To be done: Retype all material exactly. Pictures stay out of the copy.

[Recorded data]
◇ ◇ ◇ ◇ ◇ ◇ ◇
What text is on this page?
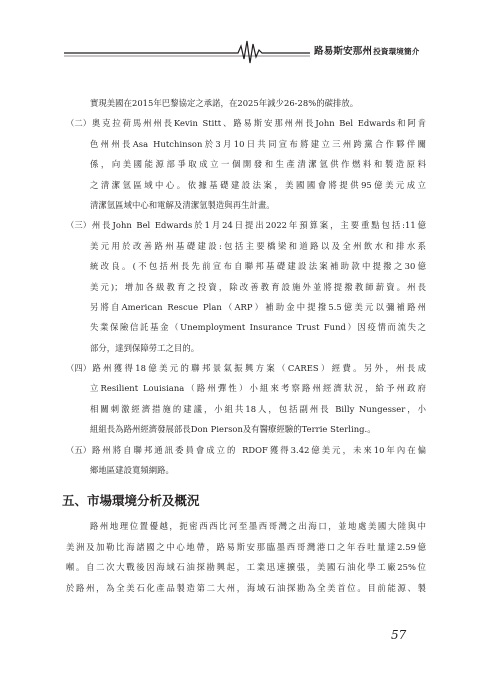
路易斯安那州投資環境簡介
實現美國在2015年巴黎協定之承諾，在2025年減少26-28%的碳排放。
（二）奧克拉荷馬州州長Kevin Stitt、路易斯安那州州長John Bel Edwards和阿肯
色州州長Asa Hutchinson於3月10日共同宣布將建立三州跨黨合作夥伴關
係，向美國能源部爭取成立一個開發和生產清潔氫供作燃料和製造原料
之清潔氫區域中心。依據基礎建設法案，美國國會將提供95億美元成立
清潔氫區域中心和電解及清潔氫製造與再生計畫。
（三）州長John Bel Edwards於1月24日提出2022年預算案，主要重點包括:11億
美元用於改善路州基礎建設:包括主要橋梁和道路以及全州飲水和排水系
統改良。(不包括州長先前宣布自聯邦基礎建設法案補助款中提撥之30億
美元)；增加各級教育之投資，除改善教育設施外並將提撥教師薪資。州長
另將自American Rescue Plan（ARP）補助金中提撥5.5億美元以彌補路州
失業保險信託基金（Unemployment Insurance Trust Fund）因疫情而流失之
部分，達到保障勞工之目的。
（四）路州獲得18億美元的聯邦景氣振興方案（CARES）經費。另外，州長成
立Resilient Louisiana（路州彈性）小組來考察路州經濟狀況，給予州政府
相關刺激經濟措施的建議，小組共18人，包括副州長 Billy Nungesser，小
組組長為路州經濟發展部長Don Pierson及有醫療經驗的Terrie Sterling.。
（五）路州將自聯邦通訊委員會成立的 RDOF獲得3.42億美元，未來10年內在偏
鄉地區建設寬頻網路。
五、市場環境分析及概況
路州地理位置優越，扼密西西比河至墨西哥灣之出海口，並地處美國大陸與中
美洲及加勒比海諸國之中心地帶，路易斯安那臨墨西哥灣港口之年吞吐量達2.59億
噸。自二次大戰後因海域石油探勘興起，工業迅速擴張，美國石油化學工廠25%位
於路州，為全美石化產品製造第二大州，海域石油探勘為全美首位。目前能源、製
57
◇ ◇ ◇ ◇ ◇ ◇ ◇
Answer to this task:
What text is on this page?
路易斯安那州投資環境簡介
實現美國在2015年巴黎協定之承諾，在2025年減少26-28%的碳排放。
（二）奧克拉荷馬州州長Kevin Stitt、路易斯安那州州長John Bel Edwards和阿肯
色州州長Asa Hutchinson於3月10日共同宣布將建立三州跨黨合作夥伴關
係，向美國能源部爭取成立一個開發和生產清潔氫供作燃料和製造原料
之清潔氫區域中心。依據基礎建設法案，美國國會將提供95億美元成立
清潔氫區域中心和電解及清潔氫製造與再生計畫。
（三）州長John Bel Edwards於1月24日提出2022年預算案，主要重點包括:11億
美元用於改善路州基礎建設:包括主要橋梁和道路以及全州飲水和排水系
統改良。(不包括州長先前宣布自聯邦基礎建設法案補助款中提撥之30億
美元)；增加各級教育之投資，除改善教育設施外並將提撥教師薪資。州長
另將自American Rescue Plan（ARP）補助金中提撥5.5億美元以彌補路州
失業保險信託基金（Unemployment Insurance Trust Fund）因疫情而流失之
部分，達到保障勞工之目的。
（四）路州獲得18億美元的聯邦景氣振興方案（CARES）經費。另外，州長成
立Resilient Louisiana（路州彈性）小組來考察路州經濟狀況，給予州政府
相關刺激經濟措施的建議，小組共18人，包括副州長 Billy Nungesser，小
組組長為路州經濟發展部長Don Pierson及有醫療經驗的Terrie Sterling.。
（五）路州將自聯邦通訊委員會成立的 RDOF獲得3.42億美元，未來10年內在偏
鄉地區建設寬頻網路。
五、市場環境分析及概況
路州地理位置優越，扼密西西比河至墨西哥灣之出海口，並地處美國大陸與中
美洲及加勒比海諸國之中心地帶，路易斯安那臨墨西哥灣港口之年吞吐量達2.59億
噸。自二次大戰後因海域石油探勘興起，工業迅速擴張，美國石油化學工廠25%位
於路州，為全美石化產品製造第二大州，海域石油探勘為全美首位。目前能源、製
57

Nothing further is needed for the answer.